--- Start of SUPPLIED INFORMATION ---

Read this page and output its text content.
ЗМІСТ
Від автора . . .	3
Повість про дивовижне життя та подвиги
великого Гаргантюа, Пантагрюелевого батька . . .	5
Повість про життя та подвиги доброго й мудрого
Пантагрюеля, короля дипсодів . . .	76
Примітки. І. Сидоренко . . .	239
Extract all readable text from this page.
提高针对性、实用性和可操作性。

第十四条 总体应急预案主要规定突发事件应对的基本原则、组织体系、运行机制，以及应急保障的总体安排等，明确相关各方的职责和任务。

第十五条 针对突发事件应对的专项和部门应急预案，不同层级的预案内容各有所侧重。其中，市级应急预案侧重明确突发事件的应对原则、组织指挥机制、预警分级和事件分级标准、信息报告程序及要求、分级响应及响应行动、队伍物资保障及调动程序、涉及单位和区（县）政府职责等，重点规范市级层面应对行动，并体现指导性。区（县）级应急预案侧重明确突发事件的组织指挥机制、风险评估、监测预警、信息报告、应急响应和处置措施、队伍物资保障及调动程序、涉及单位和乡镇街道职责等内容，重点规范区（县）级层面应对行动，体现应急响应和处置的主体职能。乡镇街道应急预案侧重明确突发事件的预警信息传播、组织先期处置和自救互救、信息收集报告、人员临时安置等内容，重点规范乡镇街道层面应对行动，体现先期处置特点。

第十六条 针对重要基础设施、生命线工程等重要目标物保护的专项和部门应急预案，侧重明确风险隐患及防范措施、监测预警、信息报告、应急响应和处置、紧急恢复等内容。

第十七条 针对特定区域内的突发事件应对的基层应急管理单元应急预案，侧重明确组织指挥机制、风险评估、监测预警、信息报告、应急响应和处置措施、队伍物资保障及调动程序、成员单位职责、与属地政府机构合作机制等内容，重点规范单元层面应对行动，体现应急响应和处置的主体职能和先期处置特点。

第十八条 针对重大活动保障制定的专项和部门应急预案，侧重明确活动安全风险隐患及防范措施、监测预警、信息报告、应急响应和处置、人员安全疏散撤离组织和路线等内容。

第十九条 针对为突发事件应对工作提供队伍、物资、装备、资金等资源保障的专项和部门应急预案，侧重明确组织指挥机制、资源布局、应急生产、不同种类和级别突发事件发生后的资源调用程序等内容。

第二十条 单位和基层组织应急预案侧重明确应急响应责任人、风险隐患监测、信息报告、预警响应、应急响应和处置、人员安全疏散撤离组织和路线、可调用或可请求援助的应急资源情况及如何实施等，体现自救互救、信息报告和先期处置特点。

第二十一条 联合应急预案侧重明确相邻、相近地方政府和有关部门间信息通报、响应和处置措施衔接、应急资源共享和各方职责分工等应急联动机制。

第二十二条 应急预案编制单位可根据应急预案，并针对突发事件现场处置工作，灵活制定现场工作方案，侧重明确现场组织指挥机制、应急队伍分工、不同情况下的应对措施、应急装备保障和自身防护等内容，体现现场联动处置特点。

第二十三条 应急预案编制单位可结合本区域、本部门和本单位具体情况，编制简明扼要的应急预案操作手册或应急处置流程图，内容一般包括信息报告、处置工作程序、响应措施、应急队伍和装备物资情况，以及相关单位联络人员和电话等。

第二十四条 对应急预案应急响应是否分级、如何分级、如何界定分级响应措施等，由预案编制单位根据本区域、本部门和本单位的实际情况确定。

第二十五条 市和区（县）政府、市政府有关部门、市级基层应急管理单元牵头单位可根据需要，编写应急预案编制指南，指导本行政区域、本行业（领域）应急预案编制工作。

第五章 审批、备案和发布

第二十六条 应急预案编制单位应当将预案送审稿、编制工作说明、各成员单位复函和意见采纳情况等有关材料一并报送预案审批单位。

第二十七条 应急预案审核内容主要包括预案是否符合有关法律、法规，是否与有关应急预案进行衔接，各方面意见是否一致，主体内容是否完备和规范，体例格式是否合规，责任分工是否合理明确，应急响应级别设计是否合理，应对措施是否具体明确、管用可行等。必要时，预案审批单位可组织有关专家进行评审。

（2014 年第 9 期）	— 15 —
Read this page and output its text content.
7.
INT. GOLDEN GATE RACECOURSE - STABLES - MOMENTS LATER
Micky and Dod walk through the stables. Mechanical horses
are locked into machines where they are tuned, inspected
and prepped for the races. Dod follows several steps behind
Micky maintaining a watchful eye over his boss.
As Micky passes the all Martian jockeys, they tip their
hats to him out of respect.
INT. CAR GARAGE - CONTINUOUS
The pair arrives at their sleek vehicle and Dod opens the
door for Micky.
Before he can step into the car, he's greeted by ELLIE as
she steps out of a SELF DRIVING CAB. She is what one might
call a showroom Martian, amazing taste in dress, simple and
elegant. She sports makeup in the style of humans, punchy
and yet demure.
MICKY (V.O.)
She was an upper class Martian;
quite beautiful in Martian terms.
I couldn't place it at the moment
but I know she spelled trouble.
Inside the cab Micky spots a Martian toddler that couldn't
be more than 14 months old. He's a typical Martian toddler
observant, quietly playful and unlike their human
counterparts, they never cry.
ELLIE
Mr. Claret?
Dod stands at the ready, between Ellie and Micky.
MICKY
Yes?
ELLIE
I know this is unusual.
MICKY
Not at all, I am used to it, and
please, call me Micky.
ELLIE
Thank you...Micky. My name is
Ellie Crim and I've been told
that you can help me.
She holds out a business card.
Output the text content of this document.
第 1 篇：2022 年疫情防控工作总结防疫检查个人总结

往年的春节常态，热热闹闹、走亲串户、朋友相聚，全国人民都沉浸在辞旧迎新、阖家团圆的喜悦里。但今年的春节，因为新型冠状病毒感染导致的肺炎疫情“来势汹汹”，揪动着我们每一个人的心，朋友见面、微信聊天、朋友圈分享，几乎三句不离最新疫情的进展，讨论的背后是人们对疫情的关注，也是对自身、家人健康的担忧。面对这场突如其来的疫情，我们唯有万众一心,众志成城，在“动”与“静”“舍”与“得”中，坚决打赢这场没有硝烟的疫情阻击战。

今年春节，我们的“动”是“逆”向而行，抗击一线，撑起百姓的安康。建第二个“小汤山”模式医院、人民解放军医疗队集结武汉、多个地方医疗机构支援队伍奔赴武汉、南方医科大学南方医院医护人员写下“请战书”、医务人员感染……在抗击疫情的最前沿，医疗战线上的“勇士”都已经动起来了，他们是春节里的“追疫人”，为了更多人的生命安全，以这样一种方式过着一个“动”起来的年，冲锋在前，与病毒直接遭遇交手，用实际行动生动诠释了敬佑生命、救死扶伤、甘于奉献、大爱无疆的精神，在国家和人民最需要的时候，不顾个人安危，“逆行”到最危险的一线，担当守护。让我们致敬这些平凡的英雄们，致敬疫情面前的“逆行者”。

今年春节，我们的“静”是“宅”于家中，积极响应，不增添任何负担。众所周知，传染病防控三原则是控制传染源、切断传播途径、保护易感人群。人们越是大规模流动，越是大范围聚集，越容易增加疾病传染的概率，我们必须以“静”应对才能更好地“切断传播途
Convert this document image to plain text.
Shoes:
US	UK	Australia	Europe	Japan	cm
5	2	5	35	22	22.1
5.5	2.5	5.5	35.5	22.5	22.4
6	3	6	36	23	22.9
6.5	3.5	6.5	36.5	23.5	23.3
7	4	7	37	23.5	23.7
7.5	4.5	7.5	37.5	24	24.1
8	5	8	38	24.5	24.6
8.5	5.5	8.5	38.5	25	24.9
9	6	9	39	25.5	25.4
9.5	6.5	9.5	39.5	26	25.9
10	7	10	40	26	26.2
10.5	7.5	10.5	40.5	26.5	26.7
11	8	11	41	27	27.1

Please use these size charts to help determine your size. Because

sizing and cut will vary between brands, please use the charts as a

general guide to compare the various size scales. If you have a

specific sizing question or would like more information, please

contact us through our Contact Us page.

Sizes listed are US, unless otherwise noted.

--- End of SUPPLIED INFORMATION ---

→ **YOUR OBJECTIVE**
Reproduce the full set of records precisely.

→ **COMPLETED TASK**
Read this page and output its text content.
ЗМІСТ
Від автора . . .	3
Повість про дивовижне життя та подвиги
великого Гаргантюа, Пантагрюелевого батька . . .	5
Повість про життя та подвиги доброго й мудрого
Пантагрюеля, короля дипсодів . . .	76
Примітки. І. Сидоренко . . .	239
Extract all readable text from this page.
提高针对性、实用性和可操作性。

第十四条 总体应急预案主要规定突发事件应对的基本原则、组织体系、运行机制，以及应急保障的总体安排等，明确相关各方的职责和任务。

第十五条 针对突发事件应对的专项和部门应急预案，不同层级的预案内容各有所侧重。其中，市级应急预案侧重明确突发事件的应对原则、组织指挥机制、预警分级和事件分级标准、信息报告程序及要求、分级响应及响应行动、队伍物资保障及调动程序、涉及单位和区（县）政府职责等，重点规范市级层面应对行动，并体现指导性。区（县）级应急预案侧重明确突发事件的组织指挥机制、风险评估、监测预警、信息报告、应急响应和处置措施、队伍物资保障及调动程序、涉及单位和乡镇街道职责等内容，重点规范区（县）级层面应对行动，体现应急响应和处置的主体职能。乡镇街道应急预案侧重明确突发事件的预警信息传播、组织先期处置和自救互救、信息收集报告、人员临时安置等内容，重点规范乡镇街道层面应对行动，体现先期处置特点。

第十六条 针对重要基础设施、生命线工程等重要目标物保护的专项和部门应急预案，侧重明确风险隐患及防范措施、监测预警、信息报告、应急响应和处置、紧急恢复等内容。

第十七条 针对特定区域内的突发事件应对的基层应急管理单元应急预案，侧重明确组织指挥机制、风险评估、监测预警、信息报告、应急响应和处置措施、队伍物资保障及调动程序、成员单位职责、与属地政府机构合作机制等内容，重点规范单元层面应对行动，体现应急响应和处置的主体职能和先期处置特点。

第十八条 针对重大活动保障制定的专项和部门应急预案，侧重明确活动安全风险隐患及防范措施、监测预警、信息报告、应急响应和处置、人员安全疏散撤离组织和路线等内容。

第十九条 针对为突发事件应对工作提供队伍、物资、装备、资金等资源保障的专项和部门应急预案，侧重明确组织指挥机制、资源布局、应急生产、不同种类和级别突发事件发生后的资源调用程序等内容。

第二十条 单位和基层组织应急预案侧重明确应急响应责任人、风险隐患监测、信息报告、预警响应、应急响应和处置、人员安全疏散撤离组织和路线、可调用或可请求援助的应急资源情况及如何实施等，体现自救互救、信息报告和先期处置特点。

第二十一条 联合应急预案侧重明确相邻、相近地方政府和有关部门间信息通报、响应和处置措施衔接、应急资源共享和各方职责分工等应急联动机制。

第二十二条 应急预案编制单位可根据应急预案，并针对突发事件现场处置工作，灵活制定现场工作方案，侧重明确现场组织指挥机制、应急队伍分工、不同情况下的应对措施、应急装备保障和自身防护等内容，体现现场联动处置特点。

第二十三条 应急预案编制单位可结合本区域、本部门和本单位具体情况，编制简明扼要的应急预案操作手册或应急处置流程图，内容一般包括信息报告、处置工作程序、响应措施、应急队伍和装备物资情况，以及相关单位联络人员和电话等。

第二十四条 对应急预案应急响应是否分级、如何分级、如何界定分级响应措施等，由预案编制单位根据本区域、本部门和本单位的实际情况确定。

第二十五条 市和区（县）政府、市政府有关部门、市级基层应急管理单元牵头单位可根据需要，编写应急预案编制指南，指导本行政区域、本行业（领域）应急预案编制工作。

第五章 审批、备案和发布

第二十六条 应急预案编制单位应当将预案送审稿、编制工作说明、各成员单位复函和意见采纳情况等有关材料一并报送预案审批单位。

第二十七条 应急预案审核内容主要包括预案是否符合有关法律、法规，是否与有关应急预案进行衔接，各方面意见是否一致，主体内容是否完备和规范，体例格式是否合规，责任分工是否合理明确，应急响应级别设计是否合理，应对措施是否具体明确、管用可行等。必要时，预案审批单位可组织有关专家进行评审。

（2014 年第 9 期）	— 15 —
Read this page and output its text content.
7.
INT. GOLDEN GATE RACECOURSE - STABLES - MOMENTS LATER
Micky and Dod walk through the stables. Mechanical horses
are locked into machines where they are tuned, inspected
and prepped for the races. Dod follows several steps behind
Micky maintaining a watchful eye over his boss.
As Micky passes the all Martian jockeys, they tip their
hats to him out of respect.
INT. CAR GARAGE - CONTINUOUS
The pair arrives at their sleek vehicle and Dod opens the
door for Micky.
Before he can step into the car, he's greeted by ELLIE as
she steps out of a SELF DRIVING CAB. She is what one might
call a showroom Martian, amazing taste in dress, simple and
elegant. She sports makeup in the style of humans, punchy
and yet demure.
MICKY (V.O.)
She was an upper class Martian;
quite beautiful in Martian terms.
I couldn't place it at the moment
but I know she spelled trouble.
Inside the cab Micky spots a Martian toddler that couldn't
be more than 14 months old. He's a typical Martian toddler
observant, quietly playful and unlike their human
counterparts, they never cry.
ELLIE
Mr. Claret?
Dod stands at the ready, between Ellie and Micky.
MICKY
Yes?
ELLIE
I know this is unusual.
MICKY
Not at all, I am used to it, and
please, call me Micky.
ELLIE
Thank you...Micky. My name is
Ellie Crim and I've been told
that you can help me.
She holds out a business card.
Output the text content of this document.
第 1 篇：2022 年疫情防控工作总结防疫检查个人总结

往年的春节常态，热热闹闹、走亲串户、朋友相聚，全国人民都沉浸在辞旧迎新、阖家团圆的喜悦里。但今年的春节，因为新型冠状病毒感染导致的肺炎疫情“来势汹汹”，揪动着我们每一个人的心，朋友见面、微信聊天、朋友圈分享，几乎三句不离最新疫情的进展，讨论的背后是人们对疫情的关注，也是对自身、家人健康的担忧。面对这场突如其来的疫情，我们唯有万众一心,众志成城，在“动”与“静”“舍”与“得”中，坚决打赢这场没有硝烟的疫情阻击战。

今年春节，我们的“动”是“逆”向而行，抗击一线，撑起百姓的安康。建第二个“小汤山”模式医院、人民解放军医疗队集结武汉、多个地方医疗机构支援队伍奔赴武汉、南方医科大学南方医院医护人员写下“请战书”、医务人员感染……在抗击疫情的最前沿，医疗战线上的“勇士”都已经动起来了，他们是春节里的“追疫人”，为了更多人的生命安全，以这样一种方式过着一个“动”起来的年，冲锋在前，与病毒直接遭遇交手，用实际行动生动诠释了敬佑生命、救死扶伤、甘于奉献、大爱无疆的精神，在国家和人民最需要的时候，不顾个人安危，“逆行”到最危险的一线，担当守护。让我们致敬这些平凡的英雄们，致敬疫情面前的“逆行者”。

今年春节，我们的“静”是“宅”于家中，积极响应，不增添任何负担。众所周知，传染病防控三原则是控制传染源、切断传播途径、保护易感人群。人们越是大规模流动，越是大范围聚集，越容易增加疾病传染的概率，我们必须以“静”应对才能更好地“切断传播途
Convert this document image to plain text.
Shoes:
US	UK	Australia	Europe	Japan	cm
5	2	5	35	22	22.1
5.5	2.5	5.5	35.5	22.5	22.4
6	3	6	36	23	22.9
6.5	3.5	6.5	36.5	23.5	23.3
7	4	7	37	23.5	23.7
7.5	4.5	7.5	37.5	24	24.1
8	5	8	38	24.5	24.6
8.5	5.5	8.5	38.5	25	24.9
9	6	9	39	25.5	25.4
9.5	6.5	9.5	39.5	26	25.9
10	7	10	40	26	26.2
10.5	7.5	10.5	40.5	26.5	26.7
11	8	11	41	27	27.1

Please use these size charts to help determine your size. Because

sizing and cut will vary between brands, please use the charts as a

general guide to compare the various size scales. If you have a

specific sizing question or would like more information, please

contact us through our Contact Us page.

Sizes listed are US, unless otherwise noted.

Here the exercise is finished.